Task description -> Transcribe the records below exactly, leaving out any pictures.
** start Data **
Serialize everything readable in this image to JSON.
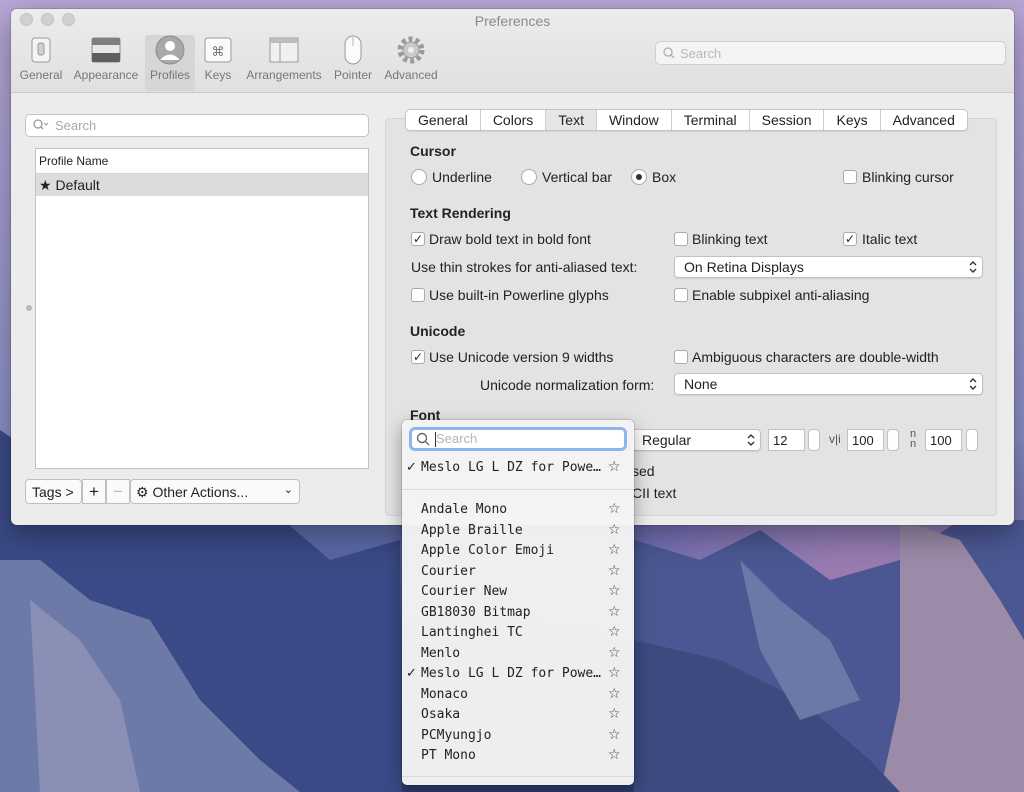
{
  "window": {
    "title": "Preferences"
  },
  "toolbar": {
    "items": [
      {
        "label": "General",
        "icon": "switch-icon"
      },
      {
        "label": "Appearance",
        "icon": "window-icon"
      },
      {
        "label": "Profiles",
        "icon": "person-icon"
      },
      {
        "label": "Keys",
        "icon": "command-key-icon"
      },
      {
        "label": "Arrangements",
        "icon": "arrangements-icon"
      },
      {
        "label": "Pointer",
        "icon": "mouse-icon"
      },
      {
        "label": "Advanced",
        "icon": "gear-icon"
      }
    ],
    "selected": "Profiles",
    "search_placeholder": "Search"
  },
  "profiles": {
    "search_placeholder": "Search",
    "column_header": "Profile Name",
    "rows": [
      {
        "name": "Default",
        "is_default": true
      }
    ],
    "tags_button": "Tags >",
    "add_button": "+",
    "remove_button": "−",
    "other_actions": "Other Actions..."
  },
  "tabs": [
    "General",
    "Colors",
    "Text",
    "Window",
    "Terminal",
    "Session",
    "Keys",
    "Advanced"
  ],
  "active_tab": "Text",
  "cursor": {
    "heading": "Cursor",
    "underline": "Underline",
    "vertical_bar": "Vertical bar",
    "box": "Box",
    "selected": "Box",
    "blinking_cursor": "Blinking cursor",
    "blinking_cursor_checked": false
  },
  "text_rendering": {
    "heading": "Text Rendering",
    "draw_bold": "Draw bold text in bold font",
    "draw_bold_checked": true,
    "blinking_text": "Blinking text",
    "blinking_text_checked": false,
    "italic_text": "Italic text",
    "italic_text_checked": true,
    "thin_strokes_label": "Use thin strokes for anti-aliased text:",
    "thin_strokes_value": "On Retina Displays",
    "powerline": "Use built-in Powerline glyphs",
    "powerline_checked": false,
    "subpixel": "Enable subpixel anti-aliasing",
    "subpixel_checked": false
  },
  "unicode": {
    "heading": "Unicode",
    "version9": "Use Unicode version 9 widths",
    "version9_checked": true,
    "ambiguous": "Ambiguous characters are double-width",
    "ambiguous_checked": false,
    "normalization_label": "Unicode normalization form:",
    "normalization_value": "None"
  },
  "font": {
    "heading": "Font",
    "style": "Regular",
    "size": "12",
    "h_spacing": "100",
    "v_spacing": "100",
    "partial_label_1": "sed",
    "partial_label_2": "CII text"
  },
  "font_menu": {
    "search_placeholder": "Search",
    "current": "Meslo LG L DZ for Powe…",
    "fonts": [
      {
        "name": "Andale Mono",
        "checked": false
      },
      {
        "name": "Apple Braille",
        "checked": false
      },
      {
        "name": "Apple  Color  Emoji",
        "checked": false
      },
      {
        "name": "Courier",
        "checked": false
      },
      {
        "name": "Courier New",
        "checked": false
      },
      {
        "name": "GB18030  Bitmap",
        "checked": false
      },
      {
        "name": "Lantinghei TC",
        "checked": false
      },
      {
        "name": "Menlo",
        "checked": false
      },
      {
        "name": "Meslo LG L DZ for Powe…",
        "checked": true
      },
      {
        "name": "Monaco",
        "checked": false
      },
      {
        "name": "Osaka",
        "checked": false
      },
      {
        "name": "PCMyungjo",
        "checked": false
      },
      {
        "name": "PT Mono",
        "checked": false
      }
    ]
  }
}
** end Data **
Expected answer ->
Serialize everything readable in this image to JSON.
{
  "window": {
    "title": "Preferences"
  },
  "toolbar": {
    "items": [
      {
        "label": "General",
        "icon": "switch-icon"
      },
      {
        "label": "Appearance",
        "icon": "window-icon"
      },
      {
        "label": "Profiles",
        "icon": "person-icon"
      },
      {
        "label": "Keys",
        "icon": "command-key-icon"
      },
      {
        "label": "Arrangements",
        "icon": "arrangements-icon"
      },
      {
        "label": "Pointer",
        "icon": "mouse-icon"
      },
      {
        "label": "Advanced",
        "icon": "gear-icon"
      }
    ],
    "selected": "Profiles",
    "search_placeholder": "Search"
  },
  "profiles": {
    "search_placeholder": "Search",
    "column_header": "Profile Name",
    "rows": [
      {
        "name": "Default",
        "is_default": true
      }
    ],
    "tags_button": "Tags >",
    "add_button": "+",
    "remove_button": "−",
    "other_actions": "Other Actions..."
  },
  "tabs": [
    "General",
    "Colors",
    "Text",
    "Window",
    "Terminal",
    "Session",
    "Keys",
    "Advanced"
  ],
  "active_tab": "Text",
  "cursor": {
    "heading": "Cursor",
    "underline": "Underline",
    "vertical_bar": "Vertical bar",
    "box": "Box",
    "selected": "Box",
    "blinking_cursor": "Blinking cursor",
    "blinking_cursor_checked": false
  },
  "text_rendering": {
    "heading": "Text Rendering",
    "draw_bold": "Draw bold text in bold font",
    "draw_bold_checked": true,
    "blinking_text": "Blinking text",
    "blinking_text_checked": false,
    "italic_text": "Italic text",
    "italic_text_checked": true,
    "thin_strokes_label": "Use thin strokes for anti-aliased text:",
    "thin_strokes_value": "On Retina Displays",
    "powerline": "Use built-in Powerline glyphs",
    "powerline_checked": false,
    "subpixel": "Enable subpixel anti-aliasing",
    "subpixel_checked": false
  },
  "unicode": {
    "heading": "Unicode",
    "version9": "Use Unicode version 9 widths",
    "version9_checked": true,
    "ambiguous": "Ambiguous characters are double-width",
    "ambiguous_checked": false,
    "normalization_label": "Unicode normalization form:",
    "normalization_value": "None"
  },
  "font": {
    "heading": "Font",
    "style": "Regular",
    "size": "12",
    "h_spacing": "100",
    "v_spacing": "100",
    "partial_label_1": "sed",
    "partial_label_2": "CII text"
  },
  "font_menu": {
    "search_placeholder": "Search",
    "current": "Meslo LG L DZ for Powe…",
    "fonts": [
      {
        "name": "Andale Mono",
        "checked": false
      },
      {
        "name": "Apple Braille",
        "checked": false
      },
      {
        "name": "Apple  Color  Emoji",
        "checked": false
      },
      {
        "name": "Courier",
        "checked": false
      },
      {
        "name": "Courier New",
        "checked": false
      },
      {
        "name": "GB18030  Bitmap",
        "checked": false
      },
      {
        "name": "Lantinghei TC",
        "checked": false
      },
      {
        "name": "Menlo",
        "checked": false
      },
      {
        "name": "Meslo LG L DZ for Powe…",
        "checked": true
      },
      {
        "name": "Monaco",
        "checked": false
      },
      {
        "name": "Osaka",
        "checked": false
      },
      {
        "name": "PCMyungjo",
        "checked": false
      },
      {
        "name": "PT Mono",
        "checked": false
      }
    ]
  }
}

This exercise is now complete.